# REQUIRED ACTIONS:
• a. In the gas pressure switch description below, what material is named as an example for the tubular insulator 11?
• b. List every component that the gas pressure switch description below says is arranged coaxially to the central axis M.

# PAGE EXCERPT:
-- begin --

In Fig. 1, a gas pressure switch 10 is shown, which is provided for interrupting large currents in high-voltage switchgear. The compressed gas switch 10 is shown in its switched-on position in FIG. 1. The pressure gas switch 10 shown is an outdoor switch.

The gas pressure switch 10 has a tubular insulator 11 made of porcelain, for example, and is filled with an insulating gas, for example SF ₆ , in the interior formed by the insulator 11 . The insulator 11 defines a central axis M, to which the compressed gas switch 10 is largely rotationally symmetrical.

The gas pressure switch 10 has two electrically conductive contact pieces 12 , 13 which form an interruption point for the current to be interrupted. The two contact pieces 12 , 13 represent erosion contacts which are intended to guide the arc which arises when the current is interrupted.

The first contact piece 12 is a so-called tulip contact, which is attached to a first metal contact body 14 and is electrically connected to it. The second contact piece 13 is a pin contact which is fastened to the bottom of a cup-shaped second metal contact body 15 and is electrically connected to it. In the illustrated, switched-on position of the pressure gas switch 10 , the pin-shaped second contact piece 13 projects into the tulip-shaped first contact piece 12 and is electrically connected to it.

The contact pieces 12 , 13 are arranged coaxially to the central axis M and are displaceable in opposite directions to one another. For this purpose, a transmission device is provided which has a bell crank 16 with two arms 17 , 18 of different lengths. On the longer arm 17 , a rod 19 is rotatably held, which is rotatably connected to the cup-shaped second contact body 15 and thus to the pin-shaped second contact piece 13 . A rod 20 is rotatably held on the shorter arm 18 , which projects through an opening 21 of the second contact body 15 and is rotatably connected in the interior space formed by the second contact body 15 to a coupling element 22 accommodated there. The bell crank 16 is pivotable about an axis 23 .

The coupling element 22 is attached to the free end of an insulating material nozzle 24 facing the pin-shaped second contact piece 13 . In the illustrated switched-on position of the pressure gas switch 10 , the insulating material nozzle 24 surrounds the pin-shaped second contact piece 13 .

The coupling element 22 is essentially ring-shaped and the insulating material nozzle 24 is essentially tubular. The coupling element 22 is arranged in a plane which is oriented approximately transversely to the central axis M. The coupling element 22 and the insulating material nozzle 24 are arranged coaxially to the central axis M. The coupling element 22 and the insulating material nozzle 24 are made of electrically non-conductive or insulating material.

-- end --

# GIVEN DATA:
-- begin --

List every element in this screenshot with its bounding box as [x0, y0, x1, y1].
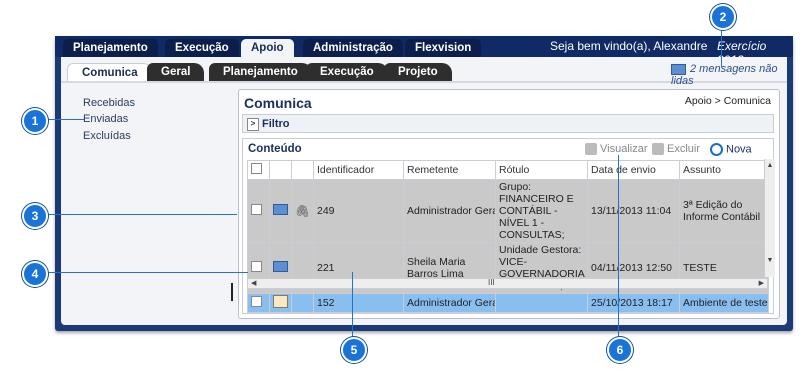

-- end --

# PROBLEM SOLUTIONS:
• a. Porcelain

• b.
- First contact piece 12
- Second contact piece 13
- Coupling element 22
- Insulating material nozzle 24